◆ Set exercise ◆
Reproduce the full listing below unchanged, apart from the pictures.

◆ Records shown ◆
·····

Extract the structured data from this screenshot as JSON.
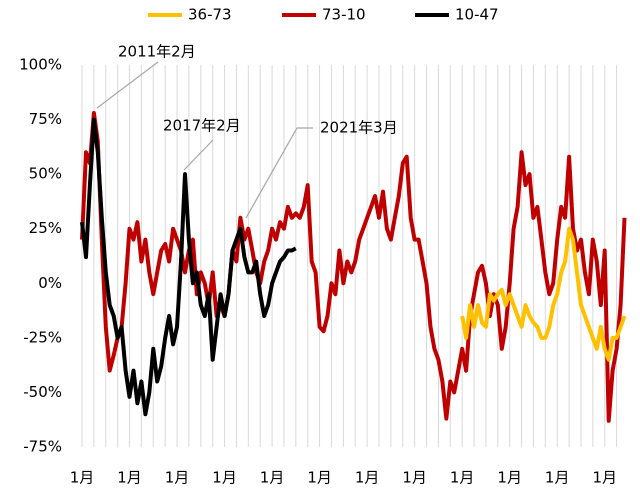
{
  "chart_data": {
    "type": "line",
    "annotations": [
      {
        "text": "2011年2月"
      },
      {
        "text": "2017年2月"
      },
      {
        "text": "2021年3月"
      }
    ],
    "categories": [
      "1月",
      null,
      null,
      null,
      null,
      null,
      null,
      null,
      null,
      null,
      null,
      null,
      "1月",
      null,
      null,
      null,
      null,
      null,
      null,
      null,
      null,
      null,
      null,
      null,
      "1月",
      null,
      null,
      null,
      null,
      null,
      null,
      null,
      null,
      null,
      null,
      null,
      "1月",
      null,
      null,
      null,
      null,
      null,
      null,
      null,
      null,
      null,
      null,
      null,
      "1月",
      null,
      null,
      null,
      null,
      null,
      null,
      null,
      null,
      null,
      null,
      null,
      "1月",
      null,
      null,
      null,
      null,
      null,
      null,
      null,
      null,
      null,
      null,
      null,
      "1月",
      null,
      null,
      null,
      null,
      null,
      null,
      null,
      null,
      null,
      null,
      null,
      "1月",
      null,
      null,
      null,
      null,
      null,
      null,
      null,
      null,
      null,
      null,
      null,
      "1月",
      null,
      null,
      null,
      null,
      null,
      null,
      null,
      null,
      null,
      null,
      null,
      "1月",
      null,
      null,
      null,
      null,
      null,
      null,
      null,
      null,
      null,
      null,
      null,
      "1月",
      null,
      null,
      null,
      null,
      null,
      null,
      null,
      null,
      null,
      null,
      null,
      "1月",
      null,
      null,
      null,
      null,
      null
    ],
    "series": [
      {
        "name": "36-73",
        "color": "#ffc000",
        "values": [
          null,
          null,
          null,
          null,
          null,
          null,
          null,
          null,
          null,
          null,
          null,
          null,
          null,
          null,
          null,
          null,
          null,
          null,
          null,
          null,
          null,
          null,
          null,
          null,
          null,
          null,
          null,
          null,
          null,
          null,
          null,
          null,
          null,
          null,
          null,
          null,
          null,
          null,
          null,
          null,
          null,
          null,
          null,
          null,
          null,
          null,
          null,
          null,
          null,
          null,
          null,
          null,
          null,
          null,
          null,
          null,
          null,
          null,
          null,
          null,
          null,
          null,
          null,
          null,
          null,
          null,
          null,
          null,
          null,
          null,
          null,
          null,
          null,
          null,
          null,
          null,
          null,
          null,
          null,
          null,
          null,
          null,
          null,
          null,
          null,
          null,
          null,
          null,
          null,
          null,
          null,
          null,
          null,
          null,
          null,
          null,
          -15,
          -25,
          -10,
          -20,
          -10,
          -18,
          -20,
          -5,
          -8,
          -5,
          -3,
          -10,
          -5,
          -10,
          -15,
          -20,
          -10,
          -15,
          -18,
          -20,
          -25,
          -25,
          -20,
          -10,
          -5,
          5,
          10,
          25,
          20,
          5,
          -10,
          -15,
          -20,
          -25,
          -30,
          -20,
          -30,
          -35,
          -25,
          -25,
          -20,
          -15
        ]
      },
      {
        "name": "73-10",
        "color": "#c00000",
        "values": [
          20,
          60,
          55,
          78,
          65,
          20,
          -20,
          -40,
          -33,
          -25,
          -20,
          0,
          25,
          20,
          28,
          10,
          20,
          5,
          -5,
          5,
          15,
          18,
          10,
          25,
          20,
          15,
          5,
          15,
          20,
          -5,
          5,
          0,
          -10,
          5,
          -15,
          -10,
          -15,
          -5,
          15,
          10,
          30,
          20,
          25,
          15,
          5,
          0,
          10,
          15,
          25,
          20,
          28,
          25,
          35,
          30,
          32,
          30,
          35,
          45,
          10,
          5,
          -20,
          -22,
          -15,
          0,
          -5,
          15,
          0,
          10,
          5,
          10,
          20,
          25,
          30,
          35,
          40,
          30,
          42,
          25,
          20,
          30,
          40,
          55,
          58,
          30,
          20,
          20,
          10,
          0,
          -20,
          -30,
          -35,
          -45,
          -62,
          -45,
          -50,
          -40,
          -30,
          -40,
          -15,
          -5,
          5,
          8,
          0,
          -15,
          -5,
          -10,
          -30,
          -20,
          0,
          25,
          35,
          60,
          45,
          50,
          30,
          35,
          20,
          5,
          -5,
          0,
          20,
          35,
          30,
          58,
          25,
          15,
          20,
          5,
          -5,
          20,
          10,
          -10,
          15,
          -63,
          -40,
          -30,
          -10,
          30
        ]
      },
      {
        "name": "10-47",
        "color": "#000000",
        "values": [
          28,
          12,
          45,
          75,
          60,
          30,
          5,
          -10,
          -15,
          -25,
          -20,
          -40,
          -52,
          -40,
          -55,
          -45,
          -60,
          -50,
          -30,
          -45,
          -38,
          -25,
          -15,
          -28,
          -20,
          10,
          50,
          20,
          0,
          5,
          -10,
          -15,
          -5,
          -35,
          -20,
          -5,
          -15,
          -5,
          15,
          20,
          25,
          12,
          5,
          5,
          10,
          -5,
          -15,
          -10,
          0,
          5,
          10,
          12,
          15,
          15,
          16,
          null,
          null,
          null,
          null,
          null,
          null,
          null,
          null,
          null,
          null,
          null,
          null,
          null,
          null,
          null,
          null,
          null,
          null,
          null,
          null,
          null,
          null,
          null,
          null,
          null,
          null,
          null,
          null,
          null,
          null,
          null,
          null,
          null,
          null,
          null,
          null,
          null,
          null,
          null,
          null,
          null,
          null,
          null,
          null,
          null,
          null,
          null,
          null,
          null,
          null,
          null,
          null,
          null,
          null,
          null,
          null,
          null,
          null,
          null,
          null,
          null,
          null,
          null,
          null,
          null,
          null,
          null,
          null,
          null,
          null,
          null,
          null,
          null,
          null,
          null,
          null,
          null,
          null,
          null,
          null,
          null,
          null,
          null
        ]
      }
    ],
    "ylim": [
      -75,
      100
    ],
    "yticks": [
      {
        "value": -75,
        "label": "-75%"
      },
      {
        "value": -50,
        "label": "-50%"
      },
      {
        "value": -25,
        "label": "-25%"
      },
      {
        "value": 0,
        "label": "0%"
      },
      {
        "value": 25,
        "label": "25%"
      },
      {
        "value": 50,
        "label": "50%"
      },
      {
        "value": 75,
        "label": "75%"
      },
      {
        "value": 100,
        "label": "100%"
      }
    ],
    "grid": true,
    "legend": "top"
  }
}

·····

◆ Full solution ◆
Extract the structured data from this screenshot as JSON.
{
  "chart_data": {
    "type": "line",
    "annotations": [
      {
        "text": "2011年2月"
      },
      {
        "text": "2017年2月"
      },
      {
        "text": "2021年3月"
      }
    ],
    "categories": [
      "1月",
      null,
      null,
      null,
      null,
      null,
      null,
      null,
      null,
      null,
      null,
      null,
      "1月",
      null,
      null,
      null,
      null,
      null,
      null,
      null,
      null,
      null,
      null,
      null,
      "1月",
      null,
      null,
      null,
      null,
      null,
      null,
      null,
      null,
      null,
      null,
      null,
      "1月",
      null,
      null,
      null,
      null,
      null,
      null,
      null,
      null,
      null,
      null,
      null,
      "1月",
      null,
      null,
      null,
      null,
      null,
      null,
      null,
      null,
      null,
      null,
      null,
      "1月",
      null,
      null,
      null,
      null,
      null,
      null,
      null,
      null,
      null,
      null,
      null,
      "1月",
      null,
      null,
      null,
      null,
      null,
      null,
      null,
      null,
      null,
      null,
      null,
      "1月",
      null,
      null,
      null,
      null,
      null,
      null,
      null,
      null,
      null,
      null,
      null,
      "1月",
      null,
      null,
      null,
      null,
      null,
      null,
      null,
      null,
      null,
      null,
      null,
      "1月",
      null,
      null,
      null,
      null,
      null,
      null,
      null,
      null,
      null,
      null,
      null,
      "1月",
      null,
      null,
      null,
      null,
      null,
      null,
      null,
      null,
      null,
      null,
      null,
      "1月",
      null,
      null,
      null,
      null,
      null
    ],
    "series": [
      {
        "name": "36-73",
        "color": "#ffc000",
        "values": [
          null,
          null,
          null,
          null,
          null,
          null,
          null,
          null,
          null,
          null,
          null,
          null,
          null,
          null,
          null,
          null,
          null,
          null,
          null,
          null,
          null,
          null,
          null,
          null,
          null,
          null,
          null,
          null,
          null,
          null,
          null,
          null,
          null,
          null,
          null,
          null,
          null,
          null,
          null,
          null,
          null,
          null,
          null,
          null,
          null,
          null,
          null,
          null,
          null,
          null,
          null,
          null,
          null,
          null,
          null,
          null,
          null,
          null,
          null,
          null,
          null,
          null,
          null,
          null,
          null,
          null,
          null,
          null,
          null,
          null,
          null,
          null,
          null,
          null,
          null,
          null,
          null,
          null,
          null,
          null,
          null,
          null,
          null,
          null,
          null,
          null,
          null,
          null,
          null,
          null,
          null,
          null,
          null,
          null,
          null,
          null,
          -15,
          -25,
          -10,
          -20,
          -10,
          -18,
          -20,
          -5,
          -8,
          -5,
          -3,
          -10,
          -5,
          -10,
          -15,
          -20,
          -10,
          -15,
          -18,
          -20,
          -25,
          -25,
          -20,
          -10,
          -5,
          5,
          10,
          25,
          20,
          5,
          -10,
          -15,
          -20,
          -25,
          -30,
          -20,
          -30,
          -35,
          -25,
          -25,
          -20,
          -15
        ]
      },
      {
        "name": "73-10",
        "color": "#c00000",
        "values": [
          20,
          60,
          55,
          78,
          65,
          20,
          -20,
          -40,
          -33,
          -25,
          -20,
          0,
          25,
          20,
          28,
          10,
          20,
          5,
          -5,
          5,
          15,
          18,
          10,
          25,
          20,
          15,
          5,
          15,
          20,
          -5,
          5,
          0,
          -10,
          5,
          -15,
          -10,
          -15,
          -5,
          15,
          10,
          30,
          20,
          25,
          15,
          5,
          0,
          10,
          15,
          25,
          20,
          28,
          25,
          35,
          30,
          32,
          30,
          35,
          45,
          10,
          5,
          -20,
          -22,
          -15,
          0,
          -5,
          15,
          0,
          10,
          5,
          10,
          20,
          25,
          30,
          35,
          40,
          30,
          42,
          25,
          20,
          30,
          40,
          55,
          58,
          30,
          20,
          20,
          10,
          0,
          -20,
          -30,
          -35,
          -45,
          -62,
          -45,
          -50,
          -40,
          -30,
          -40,
          -15,
          -5,
          5,
          8,
          0,
          -15,
          -5,
          -10,
          -30,
          -20,
          0,
          25,
          35,
          60,
          45,
          50,
          30,
          35,
          20,
          5,
          -5,
          0,
          20,
          35,
          30,
          58,
          25,
          15,
          20,
          5,
          -5,
          20,
          10,
          -10,
          15,
          -63,
          -40,
          -30,
          -10,
          30
        ]
      },
      {
        "name": "10-47",
        "color": "#000000",
        "values": [
          28,
          12,
          45,
          75,
          60,
          30,
          5,
          -10,
          -15,
          -25,
          -20,
          -40,
          -52,
          -40,
          -55,
          -45,
          -60,
          -50,
          -30,
          -45,
          -38,
          -25,
          -15,
          -28,
          -20,
          10,
          50,
          20,
          0,
          5,
          -10,
          -15,
          -5,
          -35,
          -20,
          -5,
          -15,
          -5,
          15,
          20,
          25,
          12,
          5,
          5,
          10,
          -5,
          -15,
          -10,
          0,
          5,
          10,
          12,
          15,
          15,
          16,
          null,
          null,
          null,
          null,
          null,
          null,
          null,
          null,
          null,
          null,
          null,
          null,
          null,
          null,
          null,
          null,
          null,
          null,
          null,
          null,
          null,
          null,
          null,
          null,
          null,
          null,
          null,
          null,
          null,
          null,
          null,
          null,
          null,
          null,
          null,
          null,
          null,
          null,
          null,
          null,
          null,
          null,
          null,
          null,
          null,
          null,
          null,
          null,
          null,
          null,
          null,
          null,
          null,
          null,
          null,
          null,
          null,
          null,
          null,
          null,
          null,
          null,
          null,
          null,
          null,
          null,
          null,
          null,
          null,
          null,
          null,
          null,
          null,
          null,
          null,
          null,
          null,
          null,
          null,
          null,
          null,
          null,
          null
        ]
      }
    ],
    "ylim": [
      -75,
      100
    ],
    "yticks": [
      {
        "value": -75,
        "label": "-75%"
      },
      {
        "value": -50,
        "label": "-50%"
      },
      {
        "value": -25,
        "label": "-25%"
      },
      {
        "value": 0,
        "label": "0%"
      },
      {
        "value": 25,
        "label": "25%"
      },
      {
        "value": 50,
        "label": "50%"
      },
      {
        "value": 75,
        "label": "75%"
      },
      {
        "value": 100,
        "label": "100%"
      }
    ],
    "grid": true,
    "legend": "top"
  }
}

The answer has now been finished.